General Archives - South Sound YMCA

By: Brad Hankins

This month we will begin exploring the three primary fitness practices which together make the foundation of fitness.  The practices are cardio/aerobic exercise, resistance (weight) training and body movement. Body movement being any activity causing changes in direction, position and speed e.g. yoga, pickleball, dance, basketball, tai chi etc.

This month let’s examine the most familiar of the three, cardio/aerobic which has been at the forefront of modern fitness since the 70’s and early 80’s.  Who knows, you might have a dogeared copy of Jim Fixx’s book Running in the attic or still occasionally rock that hot pink headband from those VCR work outs with Jane Fonda.  Cardio has been a fitness staple, and financial success, for decades.

The two most common cardio questions I get from clients are 1) do I really have to do this and 2) how much is enough? The answers are yes, and it depends. The yes is based on years of empirical clinical evidence indicating aerobic exercise is the single best modifiable factor in the prevention of, and recovery from, cardiovascular disease and other chronic health conditions. The it depends is directly related to your current level of fitness and desired goals. Of this there is no debate, the path to physical health goes through the crucible of cardio.

If you have a chronic health condition always consult your medical provider before beginning any exercise program.

Cardio exercise is any movement which increases heart and breathing rates, and sustains those elevated rates over time.  Aerobic (the terms cardio and aerobic are interchangeable in the exercise vernacular) means the movement is sustained long enough your body begins using oxygen as one of its energy sources.  The movement can be walking, running, biking, swimming – any movement using large muscle groups.  The good news is most everyone has the equipment to begin walking for exercise, a great cardio practice.  Essentially a pair of comfortable shoes with good support, a selection of pants/shirts/jackets, and in our area a raincoat is all you need.  And a dog if you have one, dogs need cardio too.

+---+

» **Tasks to carry out**:
a - From the cardio article, quote the passage starting with "By: Brad Hankins" and going on through "tai chi etc.".
b - Answer these questions from the cardio article:
(i) What three primary fitness practices does it name?
(ii) Since when has cardio/aerobic exercise been at the forefront of modern fitness?
(iii) What item does it say you need for walking "in our area"?
The items play no part in this exercise.

» **Data provided**:
+---+

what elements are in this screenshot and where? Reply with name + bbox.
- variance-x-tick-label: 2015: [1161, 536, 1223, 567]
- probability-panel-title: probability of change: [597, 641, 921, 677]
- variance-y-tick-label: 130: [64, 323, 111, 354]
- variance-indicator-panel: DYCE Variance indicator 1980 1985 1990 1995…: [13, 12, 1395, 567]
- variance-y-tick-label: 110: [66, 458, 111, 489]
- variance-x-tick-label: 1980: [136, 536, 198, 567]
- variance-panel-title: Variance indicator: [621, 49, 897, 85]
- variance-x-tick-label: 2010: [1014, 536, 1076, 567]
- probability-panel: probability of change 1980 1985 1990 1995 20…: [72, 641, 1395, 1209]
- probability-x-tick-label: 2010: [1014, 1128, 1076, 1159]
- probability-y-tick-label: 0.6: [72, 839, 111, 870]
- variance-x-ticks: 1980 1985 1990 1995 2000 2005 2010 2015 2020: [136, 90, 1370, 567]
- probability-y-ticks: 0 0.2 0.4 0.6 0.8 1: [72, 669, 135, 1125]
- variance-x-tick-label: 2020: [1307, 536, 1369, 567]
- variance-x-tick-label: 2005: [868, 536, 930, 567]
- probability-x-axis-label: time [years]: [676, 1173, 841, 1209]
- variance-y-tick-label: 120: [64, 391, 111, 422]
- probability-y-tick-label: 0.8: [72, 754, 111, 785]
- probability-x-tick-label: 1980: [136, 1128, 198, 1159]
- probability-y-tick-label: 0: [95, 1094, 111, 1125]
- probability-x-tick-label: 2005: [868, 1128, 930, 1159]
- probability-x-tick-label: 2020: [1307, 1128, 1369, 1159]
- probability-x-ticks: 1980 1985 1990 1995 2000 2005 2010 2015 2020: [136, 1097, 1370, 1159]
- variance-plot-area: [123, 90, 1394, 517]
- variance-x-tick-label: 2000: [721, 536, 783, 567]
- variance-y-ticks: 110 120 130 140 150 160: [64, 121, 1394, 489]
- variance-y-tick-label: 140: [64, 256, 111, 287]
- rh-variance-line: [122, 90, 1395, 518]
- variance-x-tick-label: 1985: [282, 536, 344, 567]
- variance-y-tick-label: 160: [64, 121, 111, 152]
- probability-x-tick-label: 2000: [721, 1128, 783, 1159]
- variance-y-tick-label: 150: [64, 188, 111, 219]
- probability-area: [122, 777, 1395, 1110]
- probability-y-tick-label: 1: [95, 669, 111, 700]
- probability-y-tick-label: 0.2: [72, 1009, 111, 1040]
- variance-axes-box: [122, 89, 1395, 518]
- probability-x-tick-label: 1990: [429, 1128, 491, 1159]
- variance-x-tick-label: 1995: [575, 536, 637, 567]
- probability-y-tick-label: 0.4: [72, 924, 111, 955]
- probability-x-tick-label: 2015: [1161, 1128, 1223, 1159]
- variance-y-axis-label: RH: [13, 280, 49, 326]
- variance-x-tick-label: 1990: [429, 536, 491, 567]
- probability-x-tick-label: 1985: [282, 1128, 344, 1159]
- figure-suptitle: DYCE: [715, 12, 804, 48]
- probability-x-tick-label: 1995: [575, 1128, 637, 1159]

+---+

» **Answers to the exercises**:
a -
By: Brad Hankins

This month we will begin exploring the three primary fitness practices which together make the foundation of fitness.  The practices are cardio/aerobic exercise, resistance (weight) training and body movement. Body movement being any activity causing changes in direction, position and speed e.g. yoga, pickleball, dance, basketball, tai chi etc.

b -
(i) Cardio/aerobic exercise, resistance (weight) training and body movement.
(ii) Since the 70's and early 80's.
(iii) A raincoat.